=== SOURCE DOCUMENT ===
1. Field of the Invention
The present invention relates to the design of multiprocessor-based computing systems. More specifically, the present invention relates to a method and an apparatus that facilitates cache coherence using adaptive write updates.
2. Related Art
In order to achieve high rates of computational performance, computer system designers are beginning to employ multiple processors that operate in parallel to perform a single computational task. One common multiprocessor design includes a number of processors 151-154 coupled to level one (L1) caches 161-164 that share a single level two (L2) cache 180 and a memory 183 (see
Note that coherence problems can arise if a copy of the same data item exists in more than one L1 cache. In this case, modifications to a first version of a data item in L1 cache 161 may cause the first version to be different than a second version of the data item in L1 cache 162.
In order to prevent such coherency problems, computer systems often provide a coherency protocol that operates across bus 170. A coherency protocol typically ensures that if one copy of a data item is modified in L1 cache 161, other copies of the same data item in L1 caches 162-164, in L2 cache 180 and in memory 183 are updated or invalidated to reflect the modification.
Coherence protocols typically perform invalidations by broadcasting invalidation messages across bus 170. However, as multiprocessor systems get progressively larger and faster, such invalidations occur more frequently. Hence, these invalidation messages can potentially tie up bus 170, and can thereby degrade overall system performance.
The most commonly used cache coherence protocol is the “write-invalidate” protocol. In the write-invalidate protocol, whenever a cache line is updated in a local cache, an invalidation signal is sent to other caches in the multiprocessor system to invalidate other copies of the cache line that might exist. This causes that cache line to be reloaded by the other processors before it is accessed again.
The write-invalidate protocol works well for many types of applications. However, it is relatively inefficient in cases where a large number of processors perform accesses (including write operations) to a small number of caches blocks. For example, a cache line containing a lock may be simultaneously written to by a large number of processors. This causes the cache line to “ping pong” between caches. When the cache line is invalidated, all of the other processor that need to access the cache line must reload the line into their local caches, which can cause serious contention problems on the system bus.
It is possible to partially mitigate this problem by modifying software, for example, to write to locks as infrequently as possible, or to not put locks in the same cache line. However, software modifications cannot eliminate the problem; they can only reduce the problem in some situations.

=== INSTRUCTION A ===
Reproduce the cache coherence text starting at "In order to prevent" and ending at "overall system performance.", substituting "interconnect 170" for every instance of "bus 170".
The records that come next are separate material with no connection to the text on cache coherence.

=== RAW RECORDS ===
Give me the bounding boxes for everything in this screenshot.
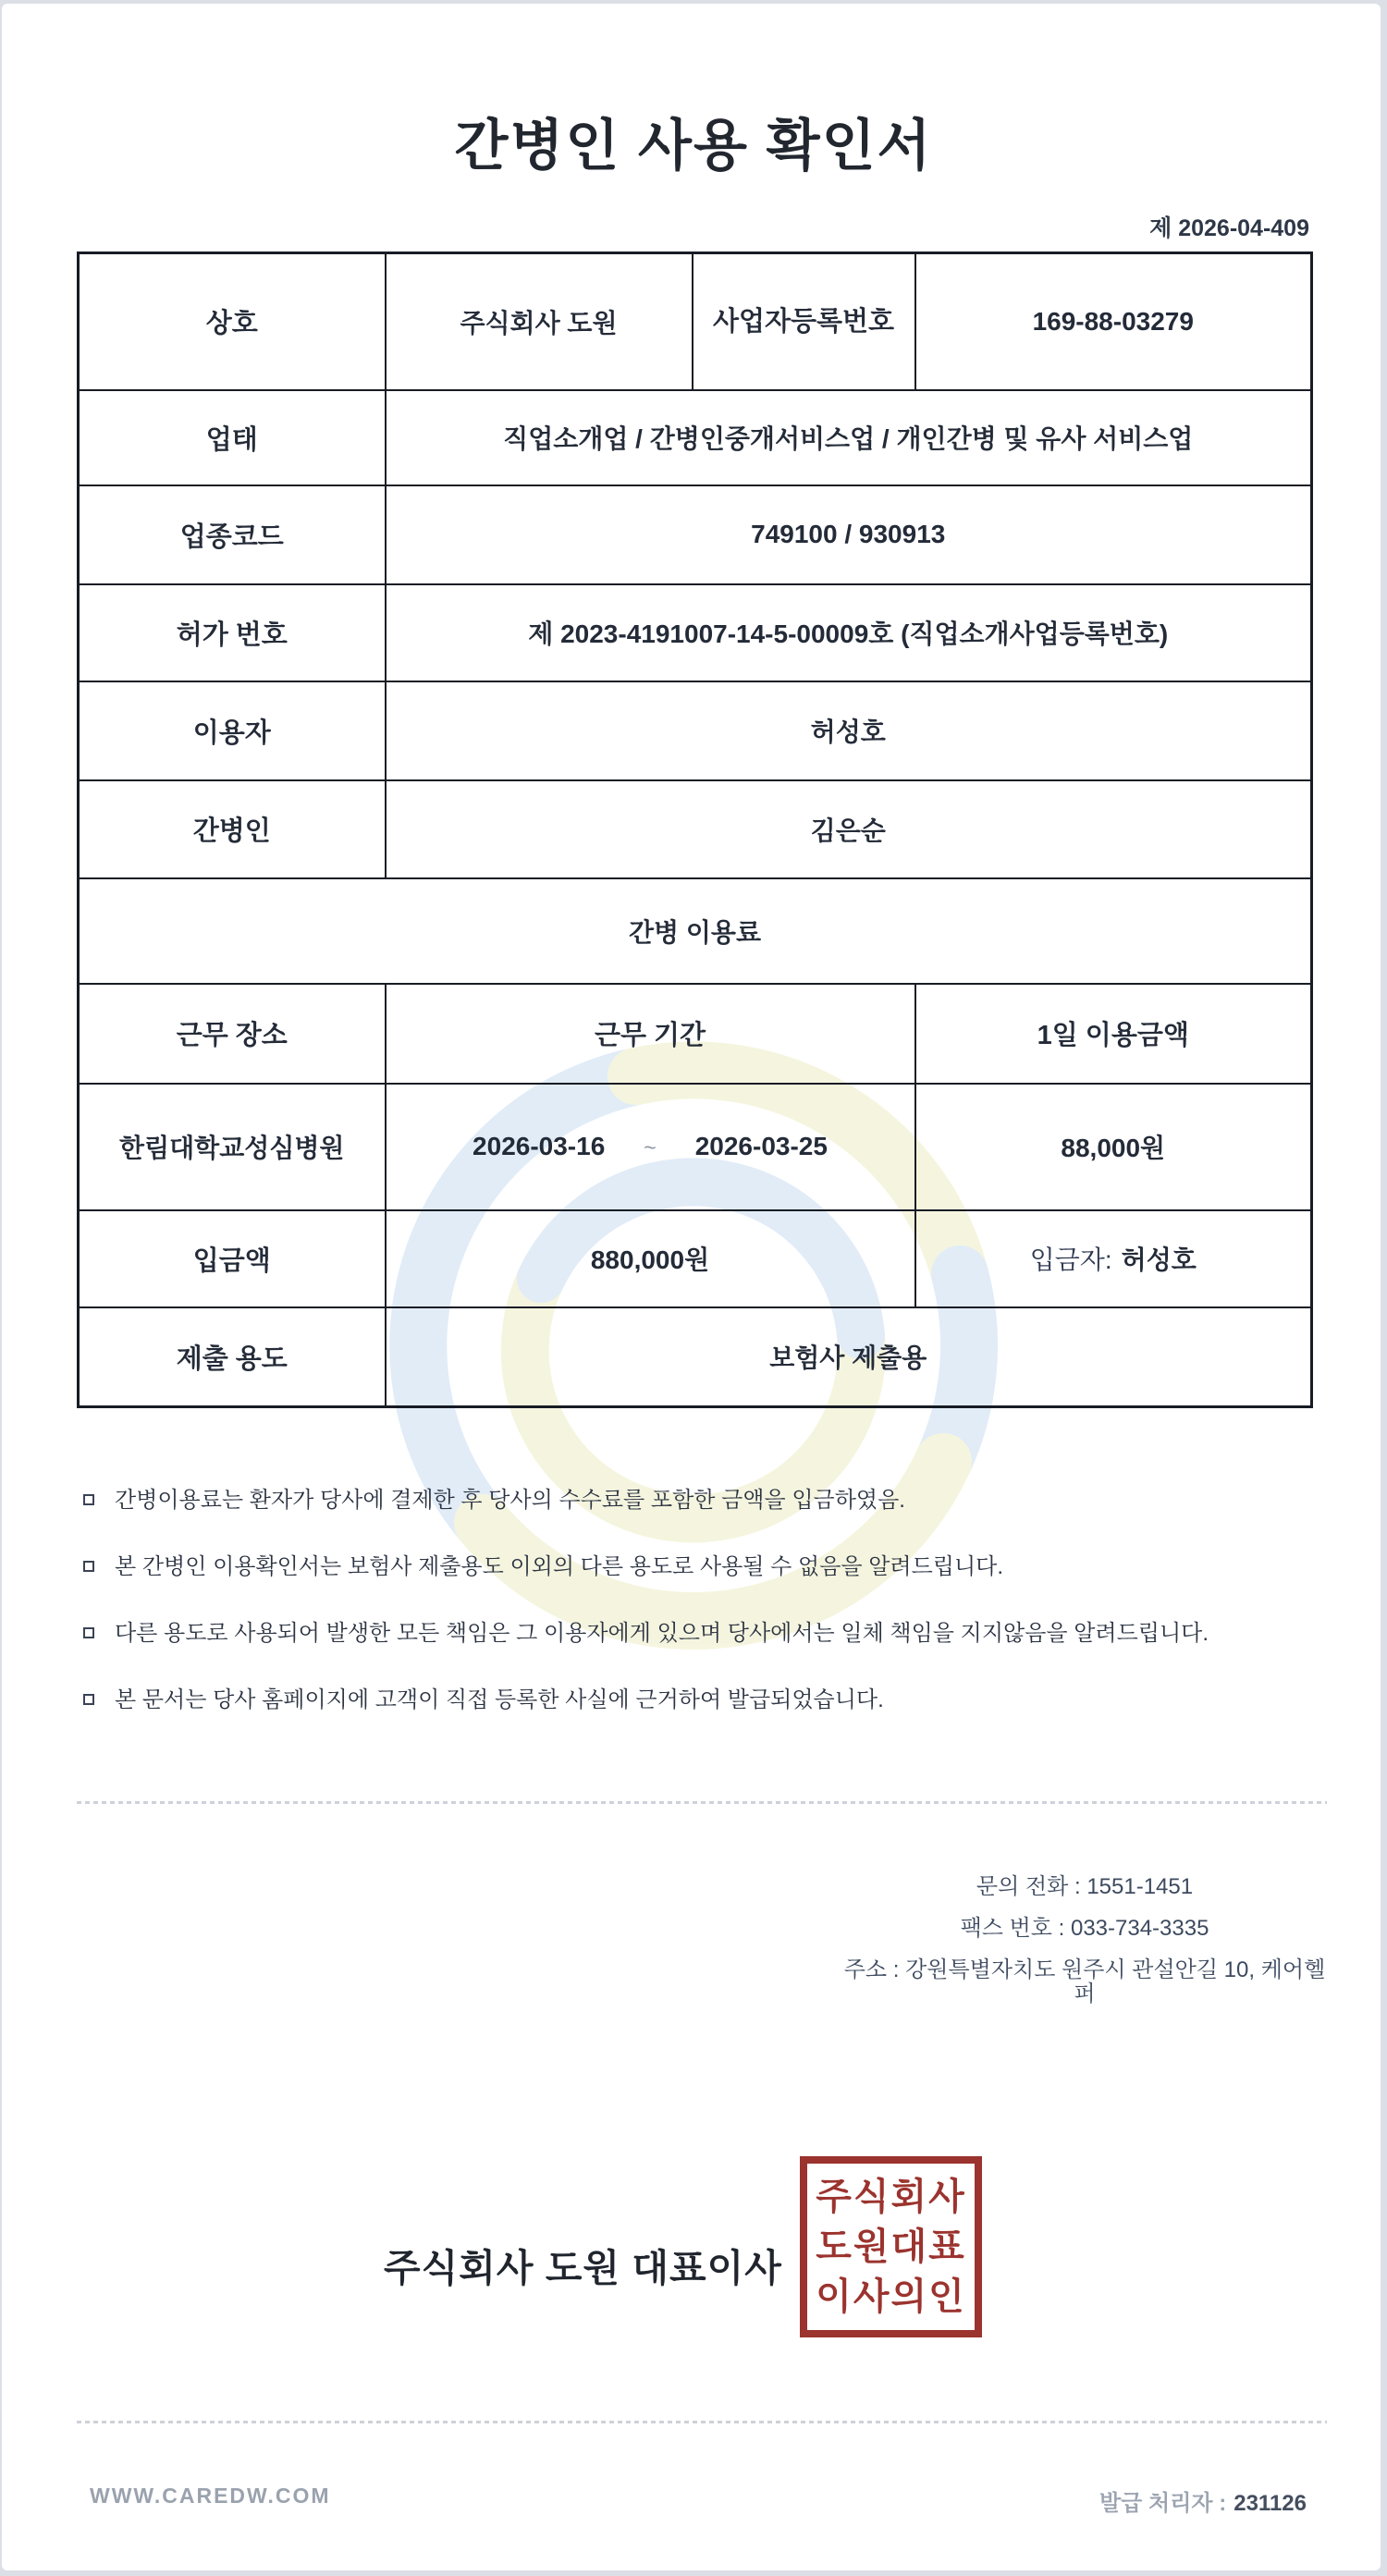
- work-period-header: 근무 기간: [386, 984, 915, 1084]
- page-title: 간병인 사용 확인서: [454, 115, 933, 177]
- note-text: 간병이용료는 환자가 당사에 결제한 후 당사의 수수료를 포함한 금액을 입금하였음.: [115, 1488, 905, 1513]
- period-start: 2026-03-16: [473, 1132, 606, 1160]
- footer-website: WWW.CAREDW.COM: [90, 2484, 331, 2508]
- work-place-value: 한림대학교성심병원: [79, 1084, 386, 1210]
- deposit-value: 880,000원: [386, 1210, 915, 1307]
- stamp-row: 도원대표: [816, 2226, 966, 2267]
- contact-block: [835, 1875, 1334, 2024]
- company-value: 주식회사 도원: [386, 253, 693, 390]
- table-row-deposit: [79, 1210, 1312, 1307]
- depositor-value: 허성호: [1121, 1245, 1197, 1274]
- square-bullet-icon: [83, 1561, 94, 1572]
- table-row-industry-code: [79, 485, 1312, 584]
- note-item: [83, 1621, 1322, 1646]
- square-bullet-icon: [83, 1627, 94, 1638]
- contact-fax: 팩스 번호 : 033-734-3335: [960, 1916, 1209, 1941]
- stamp-row: 이사의인: [816, 2276, 966, 2317]
- confirmation-table: [77, 251, 1313, 1408]
- table-row-user: [79, 681, 1312, 780]
- depositor-cell: [915, 1210, 1312, 1307]
- table-row-license: [79, 584, 1312, 681]
- period-separator: ~: [644, 1135, 657, 1159]
- table-row-fee-section: [79, 878, 1312, 984]
- contact-address: 주소 : 강원특별자치도 원주시 관설안길 10, 케어헬퍼: [843, 1957, 1326, 2006]
- caregiver-value: 김은순: [386, 780, 1312, 878]
- table-row-company: [79, 253, 1312, 390]
- industry-code-value: 749100 / 930913: [386, 485, 1312, 584]
- table-row-purpose: [79, 1307, 1312, 1407]
- user-label: 이용자: [79, 681, 386, 780]
- square-bullet-icon: [83, 1494, 94, 1505]
- issuer-label: 발급 처리자 :: [1099, 2491, 1227, 2516]
- table-row-caregiver: [79, 780, 1312, 878]
- note-item: [83, 1488, 1322, 1513]
- square-bullet-icon: [83, 1694, 94, 1705]
- industry-code-label: 업종코드: [79, 485, 386, 584]
- issuer-value: 231126: [1234, 2491, 1307, 2516]
- ceo-signature-text: 주식회사 도원 대표이사: [384, 2247, 782, 2289]
- company-label: 상호: [79, 253, 386, 390]
- note-text: 다른 용도로 사용되어 발생한 모든 책임은 그 이용자에게 있으며 당사에서는 일체 책임을 지지않음을 알려드립니다.: [115, 1621, 1209, 1646]
- work-period-value: [386, 1084, 915, 1210]
- license-label: 허가 번호: [79, 584, 386, 681]
- table-row-fee-data: [79, 1084, 1312, 1210]
- work-place-header: 근무 장소: [79, 984, 386, 1084]
- user-value: 허성호: [386, 681, 1312, 780]
- corporate-seal-stamp: [800, 2156, 982, 2337]
- notes-list: [83, 1488, 1322, 1754]
- depositor-label: 입금자:: [1029, 1245, 1112, 1274]
- fee-section-title: 간병 이용료: [79, 878, 1312, 984]
- table-row-biz-type: [79, 390, 1312, 485]
- table-row-fee-header: [79, 984, 1312, 1084]
- biz-reg-label: 사업자등록번호: [693, 253, 915, 390]
- footer-issuer: [1099, 2484, 1307, 2517]
- biz-type-label: 업태: [79, 390, 386, 485]
- purpose-label: 제출 용도: [79, 1307, 386, 1407]
- dotted-divider-top: [77, 1801, 1327, 1804]
- note-text: 본 문서는 당사 홈페이지에 고객이 직접 등록한 사실에 근거하여 발급되었습니다.: [115, 1687, 884, 1712]
- biz-type-value: 직업소개업 / 간병인중개서비스업 / 개인간병 및 유사 서비스업: [386, 390, 1312, 485]
- note-text: 본 간병인 이용확인서는 보험사 제출용도 이외의 다른 용도로 사용될 수 없음을 알려드립니다.: [115, 1554, 1004, 1579]
- period-end: 2026-03-25: [694, 1132, 828, 1160]
- note-item: [83, 1554, 1322, 1579]
- daily-fee-header: 1일 이용금액: [915, 984, 1312, 1084]
- dotted-divider-bottom: [77, 2421, 1327, 2423]
- daily-fee-value: 88,000원: [915, 1084, 1312, 1210]
- deposit-label: 입금액: [79, 1210, 386, 1307]
- stamp-row: 주식회사: [816, 2177, 966, 2217]
- contact-phone: 문의 전화 : 1551-1451: [976, 1874, 1194, 1899]
- biz-reg-value: 169-88-03279: [915, 253, 1312, 390]
- note-item: [83, 1687, 1322, 1712]
- caregiver-label: 간병인: [79, 780, 386, 878]
- purpose-value: 보험사 제출용: [386, 1307, 1312, 1407]
- license-value: 제 2023-4191007-14-5-00009호 (직업소개사업등록번호): [386, 584, 1312, 681]
- document-number: 제 2026-04-409: [1149, 215, 1309, 241]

=== INSTRUCTION B ===
Duplicate the lines of the records starting at the line that contains "- work-period-header: 근무" and ending at the line that contains "- note-item: [83, 1488, 1322, 1513]", character for character. Give only those lines.

=== TASK OUTPUT A ===
In order to prevent such coherency problems, computer systems often provide a coherency protocol that operates across interconnect 170. A coherency protocol typically ensures that if one copy of a data item is modified in L1 cache 161, other copies of the same data item in L1 caches 162-164, in L2 cache 180 and in memory 183 are updated or invalidated to reflect the modification.
Coherence protocols typically perform invalidations by broadcasting invalidation messages across interconnect 170. However, as multiprocessor systems get progressively larger and faster, such invalidations occur more frequently. Hence, these invalidation messages can potentially tie up interconnect 170, and can thereby degrade overall system performance.

=== TASK OUTPUT B ===
- work-period-header: 근무 기간: [386, 984, 915, 1084]
- page-title: 간병인 사용 확인서: [454, 115, 933, 177]
- note-text: 간병이용료는 환자가 당사에 결제한 후 당사의 수수료를 포함한 금액을 입금하였음.: [115, 1488, 905, 1513]
- period-start: 2026-03-16: [473, 1132, 606, 1160]
- footer-website: WWW.CAREDW.COM: [90, 2484, 331, 2508]
- work-place-value: 한림대학교성심병원: [79, 1084, 386, 1210]
- deposit-value: 880,000원: [386, 1210, 915, 1307]
- stamp-row: 도원대표: [816, 2226, 966, 2267]
- contact-block: [835, 1875, 1334, 2024]
- company-value: 주식회사 도원: [386, 253, 693, 390]
- table-row-deposit: [79, 1210, 1312, 1307]
- depositor-value: 허성호: [1121, 1245, 1197, 1274]
- square-bullet-icon: [83, 1561, 94, 1572]
- table-row-industry-code: [79, 485, 1312, 584]
- note-item: [83, 1621, 1322, 1646]
- square-bullet-icon: [83, 1627, 94, 1638]
- contact-fax: 팩스 번호 : 033-734-3335: [960, 1916, 1209, 1941]
- stamp-row: 이사의인: [816, 2276, 966, 2317]
- confirmation-table: [77, 251, 1313, 1408]
- table-row-user: [79, 681, 1312, 780]
- depositor-cell: [915, 1210, 1312, 1307]
- table-row-license: [79, 584, 1312, 681]
- period-separator: ~: [644, 1135, 657, 1159]
- table-row-fee-section: [79, 878, 1312, 984]
- contact-address: 주소 : 강원특별자치도 원주시 관설안길 10, 케어헬퍼: [843, 1957, 1326, 2006]
- caregiver-value: 김은순: [386, 780, 1312, 878]
- table-row-company: [79, 253, 1312, 390]
- industry-code-value: 749100 / 930913: [386, 485, 1312, 584]
- table-row-purpose: [79, 1307, 1312, 1407]
- user-label: 이용자: [79, 681, 386, 780]
- square-bullet-icon: [83, 1494, 94, 1505]
- issuer-label: 발급 처리자 :: [1099, 2491, 1227, 2516]
- table-row-caregiver: [79, 780, 1312, 878]
- note-item: [83, 1488, 1322, 1513]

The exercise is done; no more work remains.